* Exercise goal:
Starting with the line that has "OCR this image." in it, repeat every line through the last one, word for word, and give nothing more.

■ ■ ■ ■

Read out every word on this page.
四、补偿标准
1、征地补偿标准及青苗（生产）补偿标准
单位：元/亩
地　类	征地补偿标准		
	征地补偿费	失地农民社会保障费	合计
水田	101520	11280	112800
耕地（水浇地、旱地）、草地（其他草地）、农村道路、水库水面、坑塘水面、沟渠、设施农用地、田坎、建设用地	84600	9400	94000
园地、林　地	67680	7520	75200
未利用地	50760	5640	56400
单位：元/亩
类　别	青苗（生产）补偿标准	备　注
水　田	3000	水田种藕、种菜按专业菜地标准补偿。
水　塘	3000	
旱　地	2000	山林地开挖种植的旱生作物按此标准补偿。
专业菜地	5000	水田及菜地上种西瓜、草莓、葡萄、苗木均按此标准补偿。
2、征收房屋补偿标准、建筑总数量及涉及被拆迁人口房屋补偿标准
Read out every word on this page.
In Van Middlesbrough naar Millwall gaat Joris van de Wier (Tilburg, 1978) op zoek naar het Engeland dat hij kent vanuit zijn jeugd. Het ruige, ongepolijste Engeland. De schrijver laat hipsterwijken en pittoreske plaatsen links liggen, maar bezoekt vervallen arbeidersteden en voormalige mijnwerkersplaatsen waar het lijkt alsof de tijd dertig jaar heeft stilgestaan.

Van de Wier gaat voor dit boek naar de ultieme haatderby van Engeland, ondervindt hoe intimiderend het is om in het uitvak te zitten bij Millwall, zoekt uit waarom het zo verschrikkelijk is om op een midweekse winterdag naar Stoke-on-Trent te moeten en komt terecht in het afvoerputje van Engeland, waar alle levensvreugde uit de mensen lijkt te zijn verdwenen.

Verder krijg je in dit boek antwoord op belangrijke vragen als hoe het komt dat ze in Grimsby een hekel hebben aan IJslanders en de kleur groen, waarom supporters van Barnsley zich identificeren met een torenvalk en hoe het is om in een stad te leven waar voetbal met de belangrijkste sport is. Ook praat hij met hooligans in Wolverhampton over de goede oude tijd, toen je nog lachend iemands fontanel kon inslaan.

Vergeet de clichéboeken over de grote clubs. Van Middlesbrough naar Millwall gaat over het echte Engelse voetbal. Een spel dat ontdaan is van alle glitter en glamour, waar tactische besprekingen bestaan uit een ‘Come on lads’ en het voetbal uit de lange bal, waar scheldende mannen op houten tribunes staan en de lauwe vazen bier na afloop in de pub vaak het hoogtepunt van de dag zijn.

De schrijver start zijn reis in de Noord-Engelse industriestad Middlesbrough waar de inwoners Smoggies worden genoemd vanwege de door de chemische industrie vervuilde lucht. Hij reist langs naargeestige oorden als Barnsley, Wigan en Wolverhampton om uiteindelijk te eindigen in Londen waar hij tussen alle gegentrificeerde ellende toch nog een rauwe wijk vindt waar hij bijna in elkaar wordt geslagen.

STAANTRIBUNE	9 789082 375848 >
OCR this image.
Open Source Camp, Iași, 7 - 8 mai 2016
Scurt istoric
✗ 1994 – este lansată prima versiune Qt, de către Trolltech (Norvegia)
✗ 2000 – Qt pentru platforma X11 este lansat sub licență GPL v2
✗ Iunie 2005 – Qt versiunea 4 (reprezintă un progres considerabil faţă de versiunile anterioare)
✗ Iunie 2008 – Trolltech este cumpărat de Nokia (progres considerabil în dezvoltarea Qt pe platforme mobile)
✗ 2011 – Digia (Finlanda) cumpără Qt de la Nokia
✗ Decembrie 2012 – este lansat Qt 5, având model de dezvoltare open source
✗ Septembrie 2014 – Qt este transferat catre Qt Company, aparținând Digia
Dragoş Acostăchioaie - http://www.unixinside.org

■ ■ ■ ■

* Response:
OCR this image.
Open Source Camp, Iași, 7 - 8 mai 2016
Scurt istoric
✗ 1994 – este lansată prima versiune Qt, de către Trolltech (Norvegia)
✗ 2000 – Qt pentru platforma X11 este lansat sub licență GPL v2
✗ Iunie 2005 – Qt versiunea 4 (reprezintă un progres considerabil faţă de versiunile anterioare)
✗ Iunie 2008 – Trolltech este cumpărat de Nokia (progres considerabil în dezvoltarea Qt pe platforme mobile)
✗ 2011 – Digia (Finlanda) cumpără Qt de la Nokia
✗ Decembrie 2012 – este lansat Qt 5, având model de dezvoltare open source
✗ Septembrie 2014 – Qt este transferat catre Qt Company, aparținând Digia
Dragoş Acostăchioaie - http://www.unixinside.org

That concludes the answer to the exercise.